=== Material provided ===

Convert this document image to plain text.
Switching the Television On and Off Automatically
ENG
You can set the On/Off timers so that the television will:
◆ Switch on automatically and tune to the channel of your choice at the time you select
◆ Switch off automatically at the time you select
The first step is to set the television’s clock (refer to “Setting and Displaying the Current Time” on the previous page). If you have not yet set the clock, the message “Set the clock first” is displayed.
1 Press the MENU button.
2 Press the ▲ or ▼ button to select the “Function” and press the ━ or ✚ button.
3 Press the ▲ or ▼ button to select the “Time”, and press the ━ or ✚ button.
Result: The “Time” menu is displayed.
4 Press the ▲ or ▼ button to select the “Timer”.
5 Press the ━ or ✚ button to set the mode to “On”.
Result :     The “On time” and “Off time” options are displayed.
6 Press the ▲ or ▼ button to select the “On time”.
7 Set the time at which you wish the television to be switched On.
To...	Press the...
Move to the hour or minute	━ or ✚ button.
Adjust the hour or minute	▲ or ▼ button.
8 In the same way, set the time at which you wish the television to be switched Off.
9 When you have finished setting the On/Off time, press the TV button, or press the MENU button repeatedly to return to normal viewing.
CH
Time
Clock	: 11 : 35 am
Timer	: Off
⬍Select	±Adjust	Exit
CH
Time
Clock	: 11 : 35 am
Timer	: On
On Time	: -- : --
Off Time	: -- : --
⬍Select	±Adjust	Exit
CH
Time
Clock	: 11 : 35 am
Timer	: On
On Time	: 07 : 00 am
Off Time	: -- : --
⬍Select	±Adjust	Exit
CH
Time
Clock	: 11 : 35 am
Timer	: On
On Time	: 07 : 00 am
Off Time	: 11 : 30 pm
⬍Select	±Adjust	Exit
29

===

_What is expected_
Each of the records should be retyped exactly.

_Answer for the task_
Convert this document image to plain text.
Switching the Television On and Off Automatically
ENG
You can set the On/Off timers so that the television will:
◆ Switch on automatically and tune to the channel of your choice at the time you select
◆ Switch off automatically at the time you select
The first step is to set the television’s clock (refer to “Setting and Displaying the Current Time” on the previous page). If you have not yet set the clock, the message “Set the clock first” is displayed.
1 Press the MENU button.
2 Press the ▲ or ▼ button to select the “Function” and press the ━ or ✚ button.
3 Press the ▲ or ▼ button to select the “Time”, and press the ━ or ✚ button.
Result: The “Time” menu is displayed.
4 Press the ▲ or ▼ button to select the “Timer”.
5 Press the ━ or ✚ button to set the mode to “On”.
Result :     The “On time” and “Off time” options are displayed.
6 Press the ▲ or ▼ button to select the “On time”.
7 Set the time at which you wish the television to be switched On.
To...	Press the...
Move to the hour or minute	━ or ✚ button.
Adjust the hour or minute	▲ or ▼ button.
8 In the same way, set the time at which you wish the television to be switched Off.
9 When you have finished setting the On/Off time, press the TV button, or press the MENU button repeatedly to return to normal viewing.
CH
Time
Clock	: 11 : 35 am
Timer	: Off
⬍Select	±Adjust	Exit
CH
Time
Clock	: 11 : 35 am
Timer	: On
On Time	: -- : --
Off Time	: -- : --
⬍Select	±Adjust	Exit
CH
Time
Clock	: 11 : 35 am
Timer	: On
On Time	: 07 : 00 am
Off Time	: -- : --
⬍Select	±Adjust	Exit
CH
Time
Clock	: 11 : 35 am
Timer	: On
On Time	: 07 : 00 am
Off Time	: 11 : 30 pm
⬍Select	±Adjust	Exit
29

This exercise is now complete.